▸ PROBLEM DETAILS: In your copy, leave out the pictures; write out all the data exactly.

▸ DATA EXTRACT:

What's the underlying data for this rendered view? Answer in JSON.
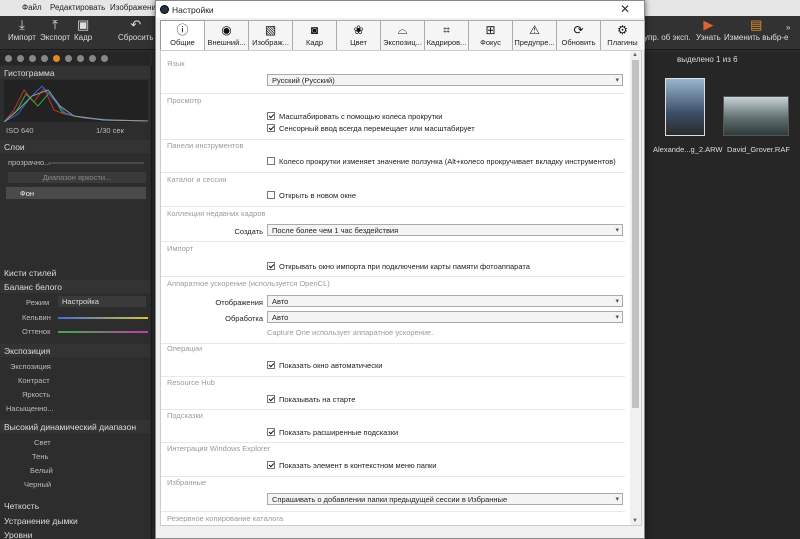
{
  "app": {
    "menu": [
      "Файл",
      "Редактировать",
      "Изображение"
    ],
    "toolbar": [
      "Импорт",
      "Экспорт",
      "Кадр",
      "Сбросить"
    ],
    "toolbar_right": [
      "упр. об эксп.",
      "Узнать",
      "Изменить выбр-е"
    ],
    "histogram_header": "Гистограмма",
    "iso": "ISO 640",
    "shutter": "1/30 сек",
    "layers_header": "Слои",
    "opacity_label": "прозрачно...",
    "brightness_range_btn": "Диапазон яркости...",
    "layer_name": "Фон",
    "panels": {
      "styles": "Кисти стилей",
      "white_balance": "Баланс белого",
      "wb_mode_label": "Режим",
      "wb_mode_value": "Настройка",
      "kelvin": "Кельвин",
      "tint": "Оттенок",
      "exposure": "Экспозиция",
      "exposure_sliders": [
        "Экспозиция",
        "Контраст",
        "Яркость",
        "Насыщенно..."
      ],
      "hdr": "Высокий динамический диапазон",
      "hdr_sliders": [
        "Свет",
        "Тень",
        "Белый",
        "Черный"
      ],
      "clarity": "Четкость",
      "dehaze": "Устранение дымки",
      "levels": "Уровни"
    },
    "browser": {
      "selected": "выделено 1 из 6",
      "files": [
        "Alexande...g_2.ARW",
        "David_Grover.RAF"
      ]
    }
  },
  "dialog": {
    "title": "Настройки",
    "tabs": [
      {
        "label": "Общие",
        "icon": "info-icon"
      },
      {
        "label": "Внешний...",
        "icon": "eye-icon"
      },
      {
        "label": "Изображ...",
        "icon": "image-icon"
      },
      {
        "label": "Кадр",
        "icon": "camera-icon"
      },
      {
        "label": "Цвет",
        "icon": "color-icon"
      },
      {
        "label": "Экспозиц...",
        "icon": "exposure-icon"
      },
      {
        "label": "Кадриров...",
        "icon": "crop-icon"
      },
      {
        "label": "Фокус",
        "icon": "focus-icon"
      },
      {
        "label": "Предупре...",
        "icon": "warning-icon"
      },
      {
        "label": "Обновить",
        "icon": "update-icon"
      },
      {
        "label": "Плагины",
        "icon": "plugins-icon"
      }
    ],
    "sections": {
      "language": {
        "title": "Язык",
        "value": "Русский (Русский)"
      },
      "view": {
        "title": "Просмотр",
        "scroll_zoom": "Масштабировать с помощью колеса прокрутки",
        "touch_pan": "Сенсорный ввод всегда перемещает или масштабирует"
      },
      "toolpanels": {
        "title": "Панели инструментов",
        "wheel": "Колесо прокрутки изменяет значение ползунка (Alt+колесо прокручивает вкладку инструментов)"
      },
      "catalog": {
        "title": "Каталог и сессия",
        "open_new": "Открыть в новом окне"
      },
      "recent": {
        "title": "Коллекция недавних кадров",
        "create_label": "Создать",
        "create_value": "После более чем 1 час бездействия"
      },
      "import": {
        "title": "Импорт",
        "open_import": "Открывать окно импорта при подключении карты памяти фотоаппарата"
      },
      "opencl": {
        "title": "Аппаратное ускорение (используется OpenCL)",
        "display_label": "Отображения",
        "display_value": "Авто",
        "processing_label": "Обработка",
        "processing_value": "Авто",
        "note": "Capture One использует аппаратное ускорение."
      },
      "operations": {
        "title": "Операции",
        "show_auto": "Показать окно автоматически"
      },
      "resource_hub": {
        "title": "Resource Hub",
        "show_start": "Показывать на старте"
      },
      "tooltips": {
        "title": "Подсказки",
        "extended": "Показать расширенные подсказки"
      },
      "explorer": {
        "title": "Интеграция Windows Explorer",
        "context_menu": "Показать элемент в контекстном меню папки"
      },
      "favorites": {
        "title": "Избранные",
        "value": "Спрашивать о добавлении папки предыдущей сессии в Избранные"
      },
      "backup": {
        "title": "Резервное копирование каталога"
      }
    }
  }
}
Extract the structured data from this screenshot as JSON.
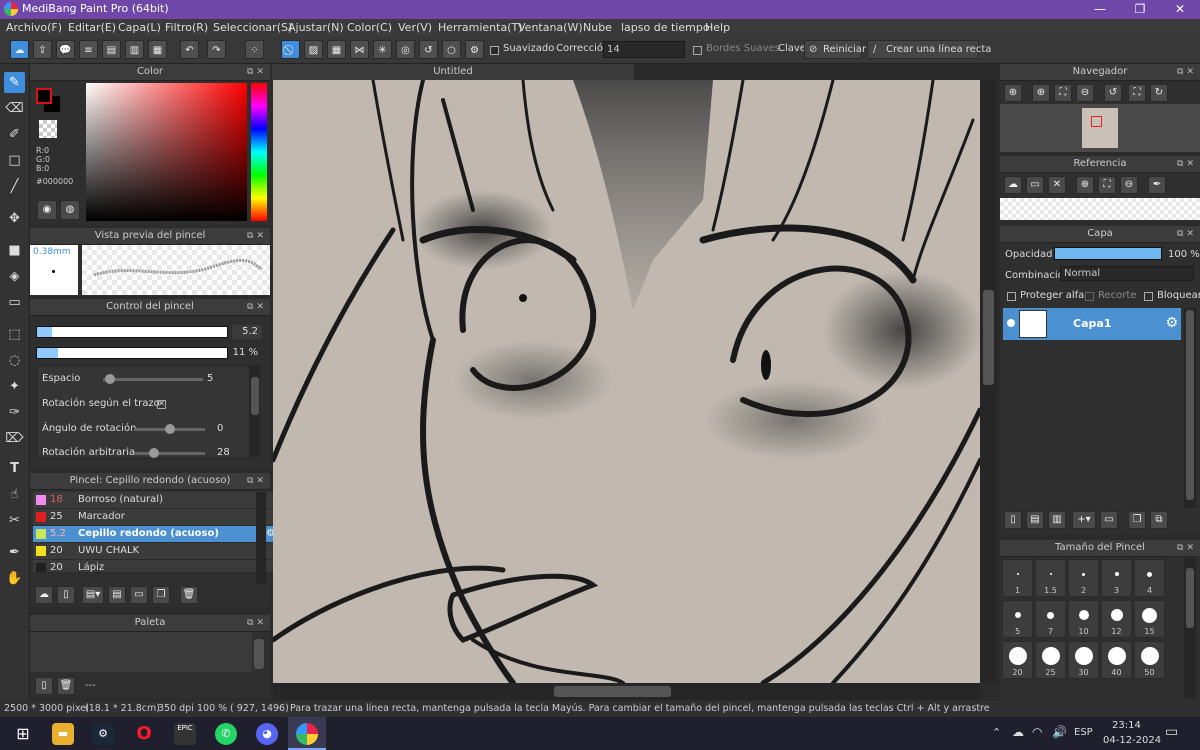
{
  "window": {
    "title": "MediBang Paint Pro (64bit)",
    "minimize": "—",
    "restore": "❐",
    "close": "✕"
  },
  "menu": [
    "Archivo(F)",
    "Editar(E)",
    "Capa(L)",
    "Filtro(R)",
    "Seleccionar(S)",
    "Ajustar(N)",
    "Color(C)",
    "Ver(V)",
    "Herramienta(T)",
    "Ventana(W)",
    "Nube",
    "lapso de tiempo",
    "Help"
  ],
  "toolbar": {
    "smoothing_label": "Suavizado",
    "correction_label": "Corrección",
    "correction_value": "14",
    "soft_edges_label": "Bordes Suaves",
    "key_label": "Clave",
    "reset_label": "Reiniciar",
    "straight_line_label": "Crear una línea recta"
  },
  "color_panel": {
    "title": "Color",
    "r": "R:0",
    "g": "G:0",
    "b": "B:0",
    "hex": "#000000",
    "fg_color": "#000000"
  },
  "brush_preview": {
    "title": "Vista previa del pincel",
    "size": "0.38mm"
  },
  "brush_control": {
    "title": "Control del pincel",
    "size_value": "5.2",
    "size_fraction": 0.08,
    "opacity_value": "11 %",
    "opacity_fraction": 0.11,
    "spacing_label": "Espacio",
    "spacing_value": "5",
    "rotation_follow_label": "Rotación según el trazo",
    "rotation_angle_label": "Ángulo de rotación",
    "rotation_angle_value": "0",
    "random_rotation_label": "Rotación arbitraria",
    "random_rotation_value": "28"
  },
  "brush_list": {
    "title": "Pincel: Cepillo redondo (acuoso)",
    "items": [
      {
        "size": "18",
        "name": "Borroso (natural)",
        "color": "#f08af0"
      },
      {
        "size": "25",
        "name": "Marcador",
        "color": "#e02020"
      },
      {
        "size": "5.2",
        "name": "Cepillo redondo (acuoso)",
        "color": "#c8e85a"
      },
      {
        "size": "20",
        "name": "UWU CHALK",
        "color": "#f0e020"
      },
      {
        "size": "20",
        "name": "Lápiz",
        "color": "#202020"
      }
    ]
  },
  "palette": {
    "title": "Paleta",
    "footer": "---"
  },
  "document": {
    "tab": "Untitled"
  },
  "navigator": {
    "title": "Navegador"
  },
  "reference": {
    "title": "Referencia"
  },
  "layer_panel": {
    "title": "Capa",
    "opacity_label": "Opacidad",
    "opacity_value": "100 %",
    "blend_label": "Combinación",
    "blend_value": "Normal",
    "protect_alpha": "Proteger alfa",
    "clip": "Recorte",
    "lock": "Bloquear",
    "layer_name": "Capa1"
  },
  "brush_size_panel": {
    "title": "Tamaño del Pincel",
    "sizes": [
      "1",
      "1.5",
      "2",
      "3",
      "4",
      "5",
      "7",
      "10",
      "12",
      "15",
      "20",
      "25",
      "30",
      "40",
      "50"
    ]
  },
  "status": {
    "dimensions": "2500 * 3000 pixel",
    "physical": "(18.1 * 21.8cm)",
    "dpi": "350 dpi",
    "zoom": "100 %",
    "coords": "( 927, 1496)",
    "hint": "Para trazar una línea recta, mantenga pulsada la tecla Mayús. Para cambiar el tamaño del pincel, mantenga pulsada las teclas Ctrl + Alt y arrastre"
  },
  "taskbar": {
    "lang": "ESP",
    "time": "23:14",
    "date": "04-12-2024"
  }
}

▸ COMPLETED EXERCISE:
What's the underlying data for this rendered view? Answer in JSON.
{
  "app": {
    "menu": [
      "Файл",
      "Редактировать",
      "Изображение"
    ],
    "toolbar": [
      "Импорт",
      "Экспорт",
      "Кадр",
      "Сбросить"
    ],
    "toolbar_right": [
      "упр. об эксп.",
      "Узнать",
      "Изменить выбр-е"
    ],
    "histogram_header": "Гистограмма",
    "iso": "ISO 640",
    "shutter": "1/30 сек",
    "layers_header": "Слои",
    "opacity_label": "прозрачно...",
    "brightness_range_btn": "Диапазон яркости...",
    "layer_name": "Фон",
    "panels": {
      "styles": "Кисти стилей",
      "white_balance": "Баланс белого",
      "wb_mode_label": "Режим",
      "wb_mode_value": "Настройка",
      "kelvin": "Кельвин",
      "tint": "Оттенок",
      "exposure": "Экспозиция",
      "exposure_sliders": [
        "Экспозиция",
        "Контраст",
        "Яркость",
        "Насыщенно..."
      ],
      "hdr": "Высокий динамический диапазон",
      "hdr_sliders": [
        "Свет",
        "Тень",
        "Белый",
        "Черный"
      ],
      "clarity": "Четкость",
      "dehaze": "Устранение дымки",
      "levels": "Уровни"
    },
    "browser": {
      "selected": "выделено 1 из 6",
      "files": [
        "Alexande...g_2.ARW",
        "David_Grover.RAF"
      ]
    }
  },
  "dialog": {
    "title": "Настройки",
    "tabs": [
      {
        "label": "Общие",
        "icon": "info-icon"
      },
      {
        "label": "Внешний...",
        "icon": "eye-icon"
      },
      {
        "label": "Изображ...",
        "icon": "image-icon"
      },
      {
        "label": "Кадр",
        "icon": "camera-icon"
      },
      {
        "label": "Цвет",
        "icon": "color-icon"
      },
      {
        "label": "Экспозиц...",
        "icon": "exposure-icon"
      },
      {
        "label": "Кадриров...",
        "icon": "crop-icon"
      },
      {
        "label": "Фокус",
        "icon": "focus-icon"
      },
      {
        "label": "Предупре...",
        "icon": "warning-icon"
      },
      {
        "label": "Обновить",
        "icon": "update-icon"
      },
      {
        "label": "Плагины",
        "icon": "plugins-icon"
      }
    ],
    "sections": {
      "language": {
        "title": "Язык",
        "value": "Русский (Русский)"
      },
      "view": {
        "title": "Просмотр",
        "scroll_zoom": "Масштабировать с помощью колеса прокрутки",
        "touch_pan": "Сенсорный ввод всегда перемещает или масштабирует"
      },
      "toolpanels": {
        "title": "Панели инструментов",
        "wheel": "Колесо прокрутки изменяет значение ползунка (Alt+колесо прокручивает вкладку инструментов)"
      },
      "catalog": {
        "title": "Каталог и сессия",
        "open_new": "Открыть в новом окне"
      },
      "recent": {
        "title": "Коллекция недавних кадров",
        "create_label": "Создать",
        "create_value": "После более чем 1 час бездействия"
      },
      "import": {
        "title": "Импорт",
        "open_import": "Открывать окно импорта при подключении карты памяти фотоаппарата"
      },
      "opencl": {
        "title": "Аппаратное ускорение (используется OpenCL)",
        "display_label": "Отображения",
        "display_value": "Авто",
        "processing_label": "Обработка",
        "processing_value": "Авто",
        "note": "Capture One использует аппаратное ускорение."
      },
      "operations": {
        "title": "Операции",
        "show_auto": "Показать окно автоматически"
      },
      "resource_hub": {
        "title": "Resource Hub",
        "show_start": "Показывать на старте"
      },
      "tooltips": {
        "title": "Подсказки",
        "extended": "Показать расширенные подсказки"
      },
      "explorer": {
        "title": "Интеграция Windows Explorer",
        "context_menu": "Показать элемент в контекстном меню папки"
      },
      "favorites": {
        "title": "Избранные",
        "value": "Спрашивать о добавлении папки предыдущей сессии в Избранные"
      },
      "backup": {
        "title": "Резервное копирование каталога"
      }
    }
  }
}
Extract the structured data from this screenshot as JSON.
{
  "window": {
    "title": "MediBang Paint Pro (64bit)",
    "minimize": "—",
    "restore": "❐",
    "close": "✕"
  },
  "menu": [
    "Archivo(F)",
    "Editar(E)",
    "Capa(L)",
    "Filtro(R)",
    "Seleccionar(S)",
    "Ajustar(N)",
    "Color(C)",
    "Ver(V)",
    "Herramienta(T)",
    "Ventana(W)",
    "Nube",
    "lapso de tiempo",
    "Help"
  ],
  "toolbar": {
    "smoothing_label": "Suavizado",
    "correction_label": "Corrección",
    "correction_value": "14",
    "soft_edges_label": "Bordes Suaves",
    "key_label": "Clave",
    "reset_label": "Reiniciar",
    "straight_line_label": "Crear una línea recta"
  },
  "color_panel": {
    "title": "Color",
    "r": "R:0",
    "g": "G:0",
    "b": "B:0",
    "hex": "#000000",
    "fg_color": "#000000"
  },
  "brush_preview": {
    "title": "Vista previa del pincel",
    "size": "0.38mm"
  },
  "brush_control": {
    "title": "Control del pincel",
    "size_value": "5.2",
    "size_fraction": 0.08,
    "opacity_value": "11 %",
    "opacity_fraction": 0.11,
    "spacing_label": "Espacio",
    "spacing_value": "5",
    "rotation_follow_label": "Rotación según el trazo",
    "rotation_angle_label": "Ángulo de rotación",
    "rotation_angle_value": "0",
    "random_rotation_label": "Rotación arbitraria",
    "random_rotation_value": "28"
  },
  "brush_list": {
    "title": "Pincel: Cepillo redondo (acuoso)",
    "items": [
      {
        "size": "18",
        "name": "Borroso (natural)",
        "color": "#f08af0"
      },
      {
        "size": "25",
        "name": "Marcador",
        "color": "#e02020"
      },
      {
        "size": "5.2",
        "name": "Cepillo redondo (acuoso)",
        "color": "#c8e85a"
      },
      {
        "size": "20",
        "name": "UWU CHALK",
        "color": "#f0e020"
      },
      {
        "size": "20",
        "name": "Lápiz",
        "color": "#202020"
      }
    ]
  },
  "palette": {
    "title": "Paleta",
    "footer": "---"
  },
  "document": {
    "tab": "Untitled"
  },
  "navigator": {
    "title": "Navegador"
  },
  "reference": {
    "title": "Referencia"
  },
  "layer_panel": {
    "title": "Capa",
    "opacity_label": "Opacidad",
    "opacity_value": "100 %",
    "blend_label": "Combinación",
    "blend_value": "Normal",
    "protect_alpha": "Proteger alfa",
    "clip": "Recorte",
    "lock": "Bloquear",
    "layer_name": "Capa1"
  },
  "brush_size_panel": {
    "title": "Tamaño del Pincel",
    "sizes": [
      "1",
      "1.5",
      "2",
      "3",
      "4",
      "5",
      "7",
      "10",
      "12",
      "15",
      "20",
      "25",
      "30",
      "40",
      "50"
    ]
  },
  "status": {
    "dimensions": "2500 * 3000 pixel",
    "physical": "(18.1 * 21.8cm)",
    "dpi": "350 dpi",
    "zoom": "100 %",
    "coords": "( 927, 1496)",
    "hint": "Para trazar una línea recta, mantenga pulsada la tecla Mayús. Para cambiar el tamaño del pincel, mantenga pulsada las teclas Ctrl + Alt y arrastre"
  },
  "taskbar": {
    "lang": "ESP",
    "time": "23:14",
    "date": "04-12-2024"
  }
}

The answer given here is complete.